* [Work instructions] In this exercise, return the whole listing exactly, excluding any images.

Collected data entries

--

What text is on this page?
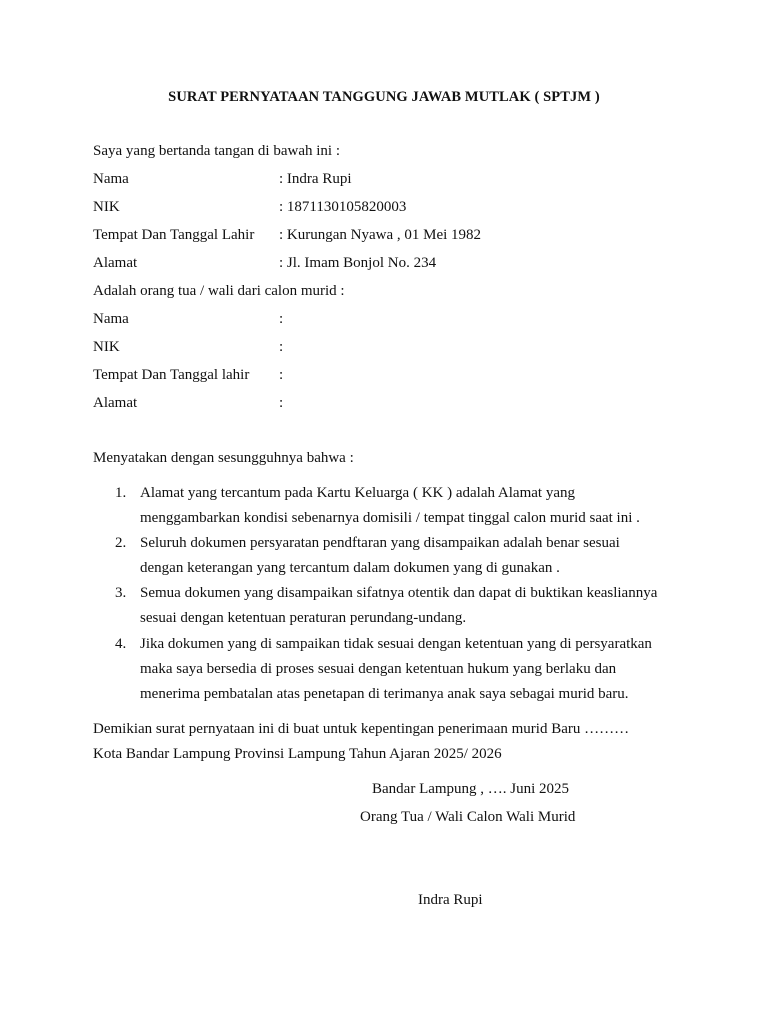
SURAT PERNYATAAN TANGGUNG JAWAB MUTLAK ( SPTJM )
Saya yang bertanda tangan di bawah ini :
Nama	: Indra Rupi
NIK	: 1871130105820003
Tempat Dan Tanggal Lahir : Kurungan Nyawa , 01 Mei 1982
Alamat	: Jl. Imam Bonjol No. 234
Adalah orang tua / wali dari calon murid :
Nama	:
NIK	:
Tempat Dan Tanggal lahir :
Alamat	:
Menyatakan dengan sesungguhnya bahwa :
1. Alamat yang tercantum pada Kartu Keluarga ( KK ) adalah Alamat yang
menggambarkan kondisi sebenarnya domisili / tempat tinggal calon murid saat ini .
2. Seluruh dokumen persyaratan pendftaran yang disampaikan adalah benar sesuai
dengan keterangan yang tercantum dalam dokumen yang di gunakan .
3. Semua dokumen yang disampaikan sifatnya otentik dan dapat di buktikan keasliannya
sesuai dengan ketentuan peraturan perundang-undang.
4. Jika dokumen yang di sampaikan tidak sesuai dengan ketentuan yang di persyaratkan
maka saya bersedia di proses sesuai dengan ketentuan hukum yang berlaku dan
menerima pembatalan atas penetapan di terimanya anak saya sebagai murid baru.
Demikian surat pernyataan ini di buat untuk kepentingan penerimaan murid Baru ………
Kota Bandar Lampung Provinsi Lampung Tahun Ajaran 2025/ 2026
Bandar Lampung , …. Juni 2025
Orang Tua / Wali Calon Wali Murid
Indra Rupi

--

* [Problem solution]
What text is on this page?
SURAT PERNYATAAN TANGGUNG JAWAB MUTLAK ( SPTJM )
Saya yang bertanda tangan di bawah ini :
Nama	: Indra Rupi
NIK	: 1871130105820003
Tempat Dan Tanggal Lahir : Kurungan Nyawa , 01 Mei 1982
Alamat	: Jl. Imam Bonjol No. 234
Adalah orang tua / wali dari calon murid :
Nama	:
NIK	:
Tempat Dan Tanggal lahir :
Alamat	:
Menyatakan dengan sesungguhnya bahwa :
1. Alamat yang tercantum pada Kartu Keluarga ( KK ) adalah Alamat yang
menggambarkan kondisi sebenarnya domisili / tempat tinggal calon murid saat ini .
2. Seluruh dokumen persyaratan pendftaran yang disampaikan adalah benar sesuai
dengan keterangan yang tercantum dalam dokumen yang di gunakan .
3. Semua dokumen yang disampaikan sifatnya otentik dan dapat di buktikan keasliannya
sesuai dengan ketentuan peraturan perundang-undang.
4. Jika dokumen yang di sampaikan tidak sesuai dengan ketentuan yang di persyaratkan
maka saya bersedia di proses sesuai dengan ketentuan hukum yang berlaku dan
menerima pembatalan atas penetapan di terimanya anak saya sebagai murid baru.
Demikian surat pernyataan ini di buat untuk kepentingan penerimaan murid Baru ………
Kota Bandar Lampung Provinsi Lampung Tahun Ajaran 2025/ 2026
Bandar Lampung , …. Juni 2025
Orang Tua / Wali Calon Wali Murid
Indra Rupi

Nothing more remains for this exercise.